Pollen DNA metabarcoding reveals cryptic diversity and high spatial turnover in alpine plant-pollinator networks.
Francisco Encinas-VisoJessica BovillDavid E AlbrechtJaime Florez-FernandezBryan LessardJames LumbersJuanita RodriguezAlexander Schmidt-LebuhnAndreas ZwickLiz MillaPublished in: Molecular ecology (2022)
Alpine plant-pollinator communities play an important role in the functioning of alpine ecosystems, which are highly threatened by climate change. However, we still have a poor understanding of how environmental factors and spatiotemporal variability shape these communities. Here, we investigate what drives structure and beta diversity in a plant-pollinator metacommunity from the Australian alpine region using two approaches: pollen DNA metabarcoding (MB) and observations. Individual pollinators often carry pollen from multiple plant species, and therefore we expected MB to reveal a more diverse and complex network structure. We used two gene regions (ITS2 and trnL) to identify plant species present in the pollen loads of 154 insect pollinator specimens from three alpine habitats and construct MB networks, and compared them to networks based on observations alone. We compared species and interaction turnover across space for both types of networks, and evaluated their differences for plant phylogenetic diversity and beta diversity. We found significant structural differences between the two types of networks; notably, MB networks were much less specialized but more diverse than observation networks, with MB detecting many cryptic plant species. Both approaches revealed that alpine pollination networks are very generalized, but we estimated a high spatial turnover of plant species (0.79) and interaction rewiring (0.6) as well as high plant phylogenetic diversity (0.68) driven by habitat differences based on the larger diversity of plant species and species interactions detected with MB. Overall, our findings show that habitat and microclimatic heterogeneity drives diversity and fine-scale spatial turnover of alpine plant-pollinator networks.

### Material supplied:
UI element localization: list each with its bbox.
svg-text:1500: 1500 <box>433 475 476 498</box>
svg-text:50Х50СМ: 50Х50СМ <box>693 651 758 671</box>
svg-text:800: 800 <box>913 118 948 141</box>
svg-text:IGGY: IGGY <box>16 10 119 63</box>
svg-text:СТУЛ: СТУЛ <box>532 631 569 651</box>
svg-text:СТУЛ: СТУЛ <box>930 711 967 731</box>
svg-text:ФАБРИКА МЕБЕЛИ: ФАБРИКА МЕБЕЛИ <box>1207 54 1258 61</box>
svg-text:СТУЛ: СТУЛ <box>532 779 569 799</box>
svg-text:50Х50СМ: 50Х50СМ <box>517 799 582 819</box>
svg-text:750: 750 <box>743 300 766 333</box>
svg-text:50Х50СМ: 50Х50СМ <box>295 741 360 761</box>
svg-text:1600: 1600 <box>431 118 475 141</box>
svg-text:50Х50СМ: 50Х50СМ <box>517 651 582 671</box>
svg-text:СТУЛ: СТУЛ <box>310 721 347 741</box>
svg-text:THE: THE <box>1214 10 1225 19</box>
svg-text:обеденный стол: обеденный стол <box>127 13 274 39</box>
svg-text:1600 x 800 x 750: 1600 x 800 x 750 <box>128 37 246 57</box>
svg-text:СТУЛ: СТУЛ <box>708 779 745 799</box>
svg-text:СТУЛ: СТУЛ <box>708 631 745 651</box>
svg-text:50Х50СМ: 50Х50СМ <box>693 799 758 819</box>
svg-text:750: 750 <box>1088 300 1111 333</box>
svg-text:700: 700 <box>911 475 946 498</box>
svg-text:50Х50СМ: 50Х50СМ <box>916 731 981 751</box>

### Exercise details:
Which two gene regions did the alpine plant-pollinator network study use to identify plant species in the insects' pollen loads?

### Finished exercise:
The study used ITS2 and trnL.